= Instructions for the task =
The listing below must be reproduced in full, exactly as written.

***** Material provided

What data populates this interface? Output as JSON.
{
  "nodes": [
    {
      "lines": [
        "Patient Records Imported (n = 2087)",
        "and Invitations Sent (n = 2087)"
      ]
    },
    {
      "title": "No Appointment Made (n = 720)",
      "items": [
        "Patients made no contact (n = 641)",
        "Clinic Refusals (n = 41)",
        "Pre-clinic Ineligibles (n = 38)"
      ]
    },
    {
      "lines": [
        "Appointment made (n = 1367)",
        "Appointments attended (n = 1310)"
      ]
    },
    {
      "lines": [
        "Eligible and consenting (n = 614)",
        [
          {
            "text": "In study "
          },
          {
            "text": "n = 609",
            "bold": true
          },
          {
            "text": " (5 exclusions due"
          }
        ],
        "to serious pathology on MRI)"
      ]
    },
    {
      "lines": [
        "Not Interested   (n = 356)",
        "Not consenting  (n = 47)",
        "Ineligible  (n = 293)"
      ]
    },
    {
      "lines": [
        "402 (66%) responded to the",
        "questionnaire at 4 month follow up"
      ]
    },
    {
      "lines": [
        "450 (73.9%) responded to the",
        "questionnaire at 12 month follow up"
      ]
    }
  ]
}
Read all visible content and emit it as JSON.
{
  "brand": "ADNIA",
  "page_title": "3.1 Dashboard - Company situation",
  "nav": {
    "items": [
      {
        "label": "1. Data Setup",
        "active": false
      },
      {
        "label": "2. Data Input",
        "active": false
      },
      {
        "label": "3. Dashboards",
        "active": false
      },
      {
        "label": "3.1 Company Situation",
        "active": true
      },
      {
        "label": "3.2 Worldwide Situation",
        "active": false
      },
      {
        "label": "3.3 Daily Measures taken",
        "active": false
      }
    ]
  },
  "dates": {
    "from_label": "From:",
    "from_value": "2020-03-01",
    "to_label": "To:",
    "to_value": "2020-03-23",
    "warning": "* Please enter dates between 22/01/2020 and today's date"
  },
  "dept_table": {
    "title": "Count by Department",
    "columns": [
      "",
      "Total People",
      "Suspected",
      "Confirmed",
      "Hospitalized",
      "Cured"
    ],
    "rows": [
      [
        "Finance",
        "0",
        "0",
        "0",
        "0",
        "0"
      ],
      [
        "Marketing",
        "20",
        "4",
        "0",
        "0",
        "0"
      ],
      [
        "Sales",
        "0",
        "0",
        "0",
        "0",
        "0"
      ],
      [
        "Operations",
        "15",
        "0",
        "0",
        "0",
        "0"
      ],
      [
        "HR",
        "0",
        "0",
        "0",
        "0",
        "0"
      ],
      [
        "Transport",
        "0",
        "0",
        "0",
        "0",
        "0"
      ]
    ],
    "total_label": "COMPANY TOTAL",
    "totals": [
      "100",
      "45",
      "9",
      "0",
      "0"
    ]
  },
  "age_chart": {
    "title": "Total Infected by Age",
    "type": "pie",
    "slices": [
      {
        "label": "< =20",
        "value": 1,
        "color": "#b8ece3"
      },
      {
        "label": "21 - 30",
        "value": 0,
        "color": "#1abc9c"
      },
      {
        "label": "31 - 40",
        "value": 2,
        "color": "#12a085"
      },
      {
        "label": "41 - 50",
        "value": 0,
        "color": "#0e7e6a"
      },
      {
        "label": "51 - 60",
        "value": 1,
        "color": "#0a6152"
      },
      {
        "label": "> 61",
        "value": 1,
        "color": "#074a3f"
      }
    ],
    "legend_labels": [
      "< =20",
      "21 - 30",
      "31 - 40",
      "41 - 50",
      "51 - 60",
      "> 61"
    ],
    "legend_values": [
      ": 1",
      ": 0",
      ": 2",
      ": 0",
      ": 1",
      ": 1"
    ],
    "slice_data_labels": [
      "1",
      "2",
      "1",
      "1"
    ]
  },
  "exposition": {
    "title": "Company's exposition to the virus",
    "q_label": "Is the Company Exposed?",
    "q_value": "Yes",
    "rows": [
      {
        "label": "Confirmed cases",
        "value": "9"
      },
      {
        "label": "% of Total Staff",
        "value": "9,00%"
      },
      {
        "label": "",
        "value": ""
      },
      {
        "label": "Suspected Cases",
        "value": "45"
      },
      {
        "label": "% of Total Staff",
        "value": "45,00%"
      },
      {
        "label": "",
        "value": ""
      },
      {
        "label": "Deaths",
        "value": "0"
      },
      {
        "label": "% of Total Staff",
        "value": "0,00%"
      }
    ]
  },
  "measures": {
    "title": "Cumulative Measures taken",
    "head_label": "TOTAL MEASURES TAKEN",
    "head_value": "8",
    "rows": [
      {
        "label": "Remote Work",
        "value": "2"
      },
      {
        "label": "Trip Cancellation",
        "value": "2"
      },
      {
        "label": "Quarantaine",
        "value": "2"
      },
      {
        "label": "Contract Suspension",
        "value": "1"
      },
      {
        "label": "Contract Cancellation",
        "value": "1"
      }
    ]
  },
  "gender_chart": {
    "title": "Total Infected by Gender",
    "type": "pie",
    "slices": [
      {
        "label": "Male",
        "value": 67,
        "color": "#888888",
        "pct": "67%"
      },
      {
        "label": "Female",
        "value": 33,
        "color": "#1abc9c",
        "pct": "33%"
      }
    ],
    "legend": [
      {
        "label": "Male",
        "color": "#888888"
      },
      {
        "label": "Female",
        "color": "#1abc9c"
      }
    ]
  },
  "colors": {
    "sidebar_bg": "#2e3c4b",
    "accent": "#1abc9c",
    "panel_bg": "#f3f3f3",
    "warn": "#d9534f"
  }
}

**********

= Result of this exercise =
What data populates this interface? Output as JSON.
{
  "nodes": [
    {
      "lines": [
        "Patient Records Imported (n = 2087)",
        "and Invitations Sent (n = 2087)"
      ]
    },
    {
      "title": "No Appointment Made (n = 720)",
      "items": [
        "Patients made no contact (n = 641)",
        "Clinic Refusals (n = 41)",
        "Pre-clinic Ineligibles (n = 38)"
      ]
    },
    {
      "lines": [
        "Appointment made (n = 1367)",
        "Appointments attended (n = 1310)"
      ]
    },
    {
      "lines": [
        "Eligible and consenting (n = 614)",
        [
          {
            "text": "In study "
          },
          {
            "text": "n = 609",
            "bold": true
          },
          {
            "text": " (5 exclusions due"
          }
        ],
        "to serious pathology on MRI)"
      ]
    },
    {
      "lines": [
        "Not Interested   (n = 356)",
        "Not consenting  (n = 47)",
        "Ineligible  (n = 293)"
      ]
    },
    {
      "lines": [
        "402 (66%) responded to the",
        "questionnaire at 4 month follow up"
      ]
    },
    {
      "lines": [
        "450 (73.9%) responded to the",
        "questionnaire at 12 month follow up"
      ]
    }
  ]
}
Read all visible content and emit it as JSON.
{
  "brand": "ADNIA",
  "page_title": "3.1 Dashboard - Company situation",
  "nav": {
    "items": [
      {
        "label": "1. Data Setup",
        "active": false
      },
      {
        "label": "2. Data Input",
        "active": false
      },
      {
        "label": "3. Dashboards",
        "active": false
      },
      {
        "label": "3.1 Company Situation",
        "active": true
      },
      {
        "label": "3.2 Worldwide Situation",
        "active": false
      },
      {
        "label": "3.3 Daily Measures taken",
        "active": false
      }
    ]
  },
  "dates": {
    "from_label": "From:",
    "from_value": "2020-03-01",
    "to_label": "To:",
    "to_value": "2020-03-23",
    "warning": "* Please enter dates between 22/01/2020 and today's date"
  },
  "dept_table": {
    "title": "Count by Department",
    "columns": [
      "",
      "Total People",
      "Suspected",
      "Confirmed",
      "Hospitalized",
      "Cured"
    ],
    "rows": [
      [
        "Finance",
        "0",
        "0",
        "0",
        "0",
        "0"
      ],
      [
        "Marketing",
        "20",
        "4",
        "0",
        "0",
        "0"
      ],
      [
        "Sales",
        "0",
        "0",
        "0",
        "0",
        "0"
      ],
      [
        "Operations",
        "15",
        "0",
        "0",
        "0",
        "0"
      ],
      [
        "HR",
        "0",
        "0",
        "0",
        "0",
        "0"
      ],
      [
        "Transport",
        "0",
        "0",
        "0",
        "0",
        "0"
      ]
    ],
    "total_label": "COMPANY TOTAL",
    "totals": [
      "100",
      "45",
      "9",
      "0",
      "0"
    ]
  },
  "age_chart": {
    "title": "Total Infected by Age",
    "type": "pie",
    "slices": [
      {
        "label": "< =20",
        "value": 1,
        "color": "#b8ece3"
      },
      {
        "label": "21 - 30",
        "value": 0,
        "color": "#1abc9c"
      },
      {
        "label": "31 - 40",
        "value": 2,
        "color": "#12a085"
      },
      {
        "label": "41 - 50",
        "value": 0,
        "color": "#0e7e6a"
      },
      {
        "label": "51 - 60",
        "value": 1,
        "color": "#0a6152"
      },
      {
        "label": "> 61",
        "value": 1,
        "color": "#074a3f"
      }
    ],
    "legend_labels": [
      "< =20",
      "21 - 30",
      "31 - 40",
      "41 - 50",
      "51 - 60",
      "> 61"
    ],
    "legend_values": [
      ": 1",
      ": 0",
      ": 2",
      ": 0",
      ": 1",
      ": 1"
    ],
    "slice_data_labels": [
      "1",
      "2",
      "1",
      "1"
    ]
  },
  "exposition": {
    "title": "Company's exposition to the virus",
    "q_label": "Is the Company Exposed?",
    "q_value": "Yes",
    "rows": [
      {
        "label": "Confirmed cases",
        "value": "9"
      },
      {
        "label": "% of Total Staff",
        "value": "9,00%"
      },
      {
        "label": "",
        "value": ""
      },
      {
        "label": "Suspected Cases",
        "value": "45"
      },
      {
        "label": "% of Total Staff",
        "value": "45,00%"
      },
      {
        "label": "",
        "value": ""
      },
      {
        "label": "Deaths",
        "value": "0"
      },
      {
        "label": "% of Total Staff",
        "value": "0,00%"
      }
    ]
  },
  "measures": {
    "title": "Cumulative Measures taken",
    "head_label": "TOTAL MEASURES TAKEN",
    "head_value": "8",
    "rows": [
      {
        "label": "Remote Work",
        "value": "2"
      },
      {
        "label": "Trip Cancellation",
        "value": "2"
      },
      {
        "label": "Quarantaine",
        "value": "2"
      },
      {
        "label": "Contract Suspension",
        "value": "1"
      },
      {
        "label": "Contract Cancellation",
        "value": "1"
      }
    ]
  },
  "gender_chart": {
    "title": "Total Infected by Gender",
    "type": "pie",
    "slices": [
      {
        "label": "Male",
        "value": 67,
        "color": "#888888",
        "pct": "67%"
      },
      {
        "label": "Female",
        "value": 33,
        "color": "#1abc9c",
        "pct": "33%"
      }
    ],
    "legend": [
      {
        "label": "Male",
        "color": "#888888"
      },
      {
        "label": "Female",
        "color": "#1abc9c"
      }
    ]
  },
  "colors": {
    "sidebar_bg": "#2e3c4b",
    "accent": "#1abc9c",
    "panel_bg": "#f3f3f3",
    "warn": "#d9534f"
  }
}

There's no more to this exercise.